▶ What to work on
Reproduce the following material exactly, including every line.
----
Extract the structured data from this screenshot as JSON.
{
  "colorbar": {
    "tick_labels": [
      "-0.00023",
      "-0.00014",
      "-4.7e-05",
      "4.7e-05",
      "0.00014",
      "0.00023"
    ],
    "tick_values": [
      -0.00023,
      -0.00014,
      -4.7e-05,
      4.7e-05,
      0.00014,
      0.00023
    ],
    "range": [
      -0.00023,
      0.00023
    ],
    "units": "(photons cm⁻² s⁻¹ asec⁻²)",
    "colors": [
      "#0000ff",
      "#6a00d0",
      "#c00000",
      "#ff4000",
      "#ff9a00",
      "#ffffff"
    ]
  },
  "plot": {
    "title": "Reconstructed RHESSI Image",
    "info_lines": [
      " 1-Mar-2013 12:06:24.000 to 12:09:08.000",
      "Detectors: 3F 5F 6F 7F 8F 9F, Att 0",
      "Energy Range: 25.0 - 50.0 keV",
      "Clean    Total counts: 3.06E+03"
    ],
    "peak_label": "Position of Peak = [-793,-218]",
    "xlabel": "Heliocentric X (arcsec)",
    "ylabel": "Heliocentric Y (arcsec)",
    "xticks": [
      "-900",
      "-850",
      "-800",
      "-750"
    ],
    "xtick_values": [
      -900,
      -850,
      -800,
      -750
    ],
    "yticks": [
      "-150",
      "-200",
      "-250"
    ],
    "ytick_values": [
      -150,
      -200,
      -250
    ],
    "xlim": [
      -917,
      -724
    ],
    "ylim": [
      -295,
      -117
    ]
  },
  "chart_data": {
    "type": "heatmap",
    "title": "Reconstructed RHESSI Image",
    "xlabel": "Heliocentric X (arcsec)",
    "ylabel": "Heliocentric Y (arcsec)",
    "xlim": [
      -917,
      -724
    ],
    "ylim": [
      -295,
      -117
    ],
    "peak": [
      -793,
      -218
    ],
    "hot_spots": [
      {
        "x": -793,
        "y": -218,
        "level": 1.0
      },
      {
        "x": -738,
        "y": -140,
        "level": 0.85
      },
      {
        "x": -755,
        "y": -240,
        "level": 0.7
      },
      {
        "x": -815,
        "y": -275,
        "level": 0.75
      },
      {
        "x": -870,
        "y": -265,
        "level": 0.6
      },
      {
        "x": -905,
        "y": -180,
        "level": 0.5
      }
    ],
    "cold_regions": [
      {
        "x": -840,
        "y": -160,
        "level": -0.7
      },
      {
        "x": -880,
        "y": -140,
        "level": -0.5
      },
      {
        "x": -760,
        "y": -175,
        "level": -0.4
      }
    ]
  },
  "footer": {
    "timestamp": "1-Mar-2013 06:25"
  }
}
----
▶ Completed exercise
Extract the structured data from this screenshot as JSON.
{
  "colorbar": {
    "tick_labels": [
      "-0.00023",
      "-0.00014",
      "-4.7e-05",
      "4.7e-05",
      "0.00014",
      "0.00023"
    ],
    "tick_values": [
      -0.00023,
      -0.00014,
      -4.7e-05,
      4.7e-05,
      0.00014,
      0.00023
    ],
    "range": [
      -0.00023,
      0.00023
    ],
    "units": "(photons cm⁻² s⁻¹ asec⁻²)",
    "colors": [
      "#0000ff",
      "#6a00d0",
      "#c00000",
      "#ff4000",
      "#ff9a00",
      "#ffffff"
    ]
  },
  "plot": {
    "title": "Reconstructed RHESSI Image",
    "info_lines": [
      " 1-Mar-2013 12:06:24.000 to 12:09:08.000",
      "Detectors: 3F 5F 6F 7F 8F 9F, Att 0",
      "Energy Range: 25.0 - 50.0 keV",
      "Clean    Total counts: 3.06E+03"
    ],
    "peak_label": "Position of Peak = [-793,-218]",
    "xlabel": "Heliocentric X (arcsec)",
    "ylabel": "Heliocentric Y (arcsec)",
    "xticks": [
      "-900",
      "-850",
      "-800",
      "-750"
    ],
    "xtick_values": [
      -900,
      -850,
      -800,
      -750
    ],
    "yticks": [
      "-150",
      "-200",
      "-250"
    ],
    "ytick_values": [
      -150,
      -200,
      -250
    ],
    "xlim": [
      -917,
      -724
    ],
    "ylim": [
      -295,
      -117
    ]
  },
  "chart_data": {
    "type": "heatmap",
    "title": "Reconstructed RHESSI Image",
    "xlabel": "Heliocentric X (arcsec)",
    "ylabel": "Heliocentric Y (arcsec)",
    "xlim": [
      -917,
      -724
    ],
    "ylim": [
      -295,
      -117
    ],
    "peak": [
      -793,
      -218
    ],
    "hot_spots": [
      {
        "x": -793,
        "y": -218,
        "level": 1.0
      },
      {
        "x": -738,
        "y": -140,
        "level": 0.85
      },
      {
        "x": -755,
        "y": -240,
        "level": 0.7
      },
      {
        "x": -815,
        "y": -275,
        "level": 0.75
      },
      {
        "x": -870,
        "y": -265,
        "level": 0.6
      },
      {
        "x": -905,
        "y": -180,
        "level": 0.5
      }
    ],
    "cold_regions": [
      {
        "x": -840,
        "y": -160,
        "level": -0.7
      },
      {
        "x": -880,
        "y": -140,
        "level": -0.5
      },
      {
        "x": -760,
        "y": -175,
        "level": -0.4
      }
    ]
  },
  "footer": {
    "timestamp": "1-Mar-2013 06:25"
  }
}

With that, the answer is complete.